• _What the task requires_: Transcribe all records exactly.
______
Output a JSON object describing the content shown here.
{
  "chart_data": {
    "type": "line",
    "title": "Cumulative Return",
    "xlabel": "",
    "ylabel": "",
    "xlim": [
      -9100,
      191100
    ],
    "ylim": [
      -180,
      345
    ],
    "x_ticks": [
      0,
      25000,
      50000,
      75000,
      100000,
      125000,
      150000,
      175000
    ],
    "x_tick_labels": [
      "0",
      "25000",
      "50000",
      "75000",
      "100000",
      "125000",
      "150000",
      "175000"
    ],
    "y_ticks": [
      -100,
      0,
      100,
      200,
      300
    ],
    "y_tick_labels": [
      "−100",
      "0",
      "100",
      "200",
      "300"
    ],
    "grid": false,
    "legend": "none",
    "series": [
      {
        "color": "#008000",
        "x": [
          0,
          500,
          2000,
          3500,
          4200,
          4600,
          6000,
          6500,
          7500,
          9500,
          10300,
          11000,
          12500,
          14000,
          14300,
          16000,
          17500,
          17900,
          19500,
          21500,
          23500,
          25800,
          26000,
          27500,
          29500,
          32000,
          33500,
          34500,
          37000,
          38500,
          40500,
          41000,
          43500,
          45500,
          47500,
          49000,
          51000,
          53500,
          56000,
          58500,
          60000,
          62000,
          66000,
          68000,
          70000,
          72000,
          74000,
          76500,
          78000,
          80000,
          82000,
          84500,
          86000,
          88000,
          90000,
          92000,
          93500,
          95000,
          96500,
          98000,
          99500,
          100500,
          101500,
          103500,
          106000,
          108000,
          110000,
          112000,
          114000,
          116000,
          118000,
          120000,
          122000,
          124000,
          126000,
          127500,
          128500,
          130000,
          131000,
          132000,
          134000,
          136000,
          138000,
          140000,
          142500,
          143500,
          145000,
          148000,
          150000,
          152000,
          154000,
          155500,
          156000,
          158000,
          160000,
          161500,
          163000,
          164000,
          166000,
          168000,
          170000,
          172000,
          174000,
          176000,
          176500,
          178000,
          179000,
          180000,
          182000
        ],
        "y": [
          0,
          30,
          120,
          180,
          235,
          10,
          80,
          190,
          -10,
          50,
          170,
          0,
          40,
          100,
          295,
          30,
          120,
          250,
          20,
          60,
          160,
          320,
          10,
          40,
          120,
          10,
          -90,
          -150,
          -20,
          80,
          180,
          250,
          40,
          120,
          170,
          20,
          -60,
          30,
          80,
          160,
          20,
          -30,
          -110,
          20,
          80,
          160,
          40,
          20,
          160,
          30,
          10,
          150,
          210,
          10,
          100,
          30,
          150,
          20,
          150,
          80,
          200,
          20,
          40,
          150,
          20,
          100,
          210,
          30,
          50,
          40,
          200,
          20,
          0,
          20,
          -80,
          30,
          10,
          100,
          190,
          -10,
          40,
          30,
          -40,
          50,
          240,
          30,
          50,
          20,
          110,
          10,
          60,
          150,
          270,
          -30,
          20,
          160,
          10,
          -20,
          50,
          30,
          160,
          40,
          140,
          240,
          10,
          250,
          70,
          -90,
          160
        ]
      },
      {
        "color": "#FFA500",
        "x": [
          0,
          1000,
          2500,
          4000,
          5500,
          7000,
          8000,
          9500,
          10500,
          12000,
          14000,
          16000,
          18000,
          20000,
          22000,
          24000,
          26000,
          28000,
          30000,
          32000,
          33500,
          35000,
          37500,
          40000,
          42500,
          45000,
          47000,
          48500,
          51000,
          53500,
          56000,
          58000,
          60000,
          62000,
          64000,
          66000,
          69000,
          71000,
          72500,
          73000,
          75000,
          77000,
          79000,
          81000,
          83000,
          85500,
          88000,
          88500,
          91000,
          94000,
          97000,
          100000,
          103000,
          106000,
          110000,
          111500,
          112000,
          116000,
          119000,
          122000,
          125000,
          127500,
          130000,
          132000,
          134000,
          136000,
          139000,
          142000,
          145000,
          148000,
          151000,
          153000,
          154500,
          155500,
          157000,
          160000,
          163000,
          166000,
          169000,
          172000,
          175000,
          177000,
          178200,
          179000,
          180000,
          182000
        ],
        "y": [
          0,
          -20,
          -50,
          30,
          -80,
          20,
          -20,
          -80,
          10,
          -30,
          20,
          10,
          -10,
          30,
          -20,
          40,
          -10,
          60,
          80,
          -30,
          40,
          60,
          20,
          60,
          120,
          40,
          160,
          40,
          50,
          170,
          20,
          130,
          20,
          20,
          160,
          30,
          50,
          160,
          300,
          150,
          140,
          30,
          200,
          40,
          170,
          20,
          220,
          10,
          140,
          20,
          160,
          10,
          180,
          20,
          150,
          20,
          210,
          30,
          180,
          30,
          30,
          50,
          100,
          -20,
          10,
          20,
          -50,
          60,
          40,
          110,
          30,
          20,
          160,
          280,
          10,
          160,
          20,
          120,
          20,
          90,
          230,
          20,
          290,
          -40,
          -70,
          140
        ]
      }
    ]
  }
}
______
• _Worked answer_:
Output a JSON object describing the content shown here.
{
  "chart_data": {
    "type": "line",
    "title": "Cumulative Return",
    "xlabel": "",
    "ylabel": "",
    "xlim": [
      -9100,
      191100
    ],
    "ylim": [
      -180,
      345
    ],
    "x_ticks": [
      0,
      25000,
      50000,
      75000,
      100000,
      125000,
      150000,
      175000
    ],
    "x_tick_labels": [
      "0",
      "25000",
      "50000",
      "75000",
      "100000",
      "125000",
      "150000",
      "175000"
    ],
    "y_ticks": [
      -100,
      0,
      100,
      200,
      300
    ],
    "y_tick_labels": [
      "−100",
      "0",
      "100",
      "200",
      "300"
    ],
    "grid": false,
    "legend": "none",
    "series": [
      {
        "color": "#008000",
        "x": [
          0,
          500,
          2000,
          3500,
          4200,
          4600,
          6000,
          6500,
          7500,
          9500,
          10300,
          11000,
          12500,
          14000,
          14300,
          16000,
          17500,
          17900,
          19500,
          21500,
          23500,
          25800,
          26000,
          27500,
          29500,
          32000,
          33500,
          34500,
          37000,
          38500,
          40500,
          41000,
          43500,
          45500,
          47500,
          49000,
          51000,
          53500,
          56000,
          58500,
          60000,
          62000,
          66000,
          68000,
          70000,
          72000,
          74000,
          76500,
          78000,
          80000,
          82000,
          84500,
          86000,
          88000,
          90000,
          92000,
          93500,
          95000,
          96500,
          98000,
          99500,
          100500,
          101500,
          103500,
          106000,
          108000,
          110000,
          112000,
          114000,
          116000,
          118000,
          120000,
          122000,
          124000,
          126000,
          127500,
          128500,
          130000,
          131000,
          132000,
          134000,
          136000,
          138000,
          140000,
          142500,
          143500,
          145000,
          148000,
          150000,
          152000,
          154000,
          155500,
          156000,
          158000,
          160000,
          161500,
          163000,
          164000,
          166000,
          168000,
          170000,
          172000,
          174000,
          176000,
          176500,
          178000,
          179000,
          180000,
          182000
        ],
        "y": [
          0,
          30,
          120,
          180,
          235,
          10,
          80,
          190,
          -10,
          50,
          170,
          0,
          40,
          100,
          295,
          30,
          120,
          250,
          20,
          60,
          160,
          320,
          10,
          40,
          120,
          10,
          -90,
          -150,
          -20,
          80,
          180,
          250,
          40,
          120,
          170,
          20,
          -60,
          30,
          80,
          160,
          20,
          -30,
          -110,
          20,
          80,
          160,
          40,
          20,
          160,
          30,
          10,
          150,
          210,
          10,
          100,
          30,
          150,
          20,
          150,
          80,
          200,
          20,
          40,
          150,
          20,
          100,
          210,
          30,
          50,
          40,
          200,
          20,
          0,
          20,
          -80,
          30,
          10,
          100,
          190,
          -10,
          40,
          30,
          -40,
          50,
          240,
          30,
          50,
          20,
          110,
          10,
          60,
          150,
          270,
          -30,
          20,
          160,
          10,
          -20,
          50,
          30,
          160,
          40,
          140,
          240,
          10,
          250,
          70,
          -90,
          160
        ]
      },
      {
        "color": "#FFA500",
        "x": [
          0,
          1000,
          2500,
          4000,
          5500,
          7000,
          8000,
          9500,
          10500,
          12000,
          14000,
          16000,
          18000,
          20000,
          22000,
          24000,
          26000,
          28000,
          30000,
          32000,
          33500,
          35000,
          37500,
          40000,
          42500,
          45000,
          47000,
          48500,
          51000,
          53500,
          56000,
          58000,
          60000,
          62000,
          64000,
          66000,
          69000,
          71000,
          72500,
          73000,
          75000,
          77000,
          79000,
          81000,
          83000,
          85500,
          88000,
          88500,
          91000,
          94000,
          97000,
          100000,
          103000,
          106000,
          110000,
          111500,
          112000,
          116000,
          119000,
          122000,
          125000,
          127500,
          130000,
          132000,
          134000,
          136000,
          139000,
          142000,
          145000,
          148000,
          151000,
          153000,
          154500,
          155500,
          157000,
          160000,
          163000,
          166000,
          169000,
          172000,
          175000,
          177000,
          178200,
          179000,
          180000,
          182000
        ],
        "y": [
          0,
          -20,
          -50,
          30,
          -80,
          20,
          -20,
          -80,
          10,
          -30,
          20,
          10,
          -10,
          30,
          -20,
          40,
          -10,
          60,
          80,
          -30,
          40,
          60,
          20,
          60,
          120,
          40,
          160,
          40,
          50,
          170,
          20,
          130,
          20,
          20,
          160,
          30,
          50,
          160,
          300,
          150,
          140,
          30,
          200,
          40,
          170,
          20,
          220,
          10,
          140,
          20,
          160,
          10,
          180,
          20,
          150,
          20,
          210,
          30,
          180,
          30,
          30,
          50,
          100,
          -20,
          10,
          20,
          -50,
          60,
          40,
          110,
          30,
          20,
          160,
          280,
          10,
          160,
          20,
          120,
          20,
          90,
          230,
          20,
          290,
          -40,
          -70,
          140
        ]
      }
    ]
  }
}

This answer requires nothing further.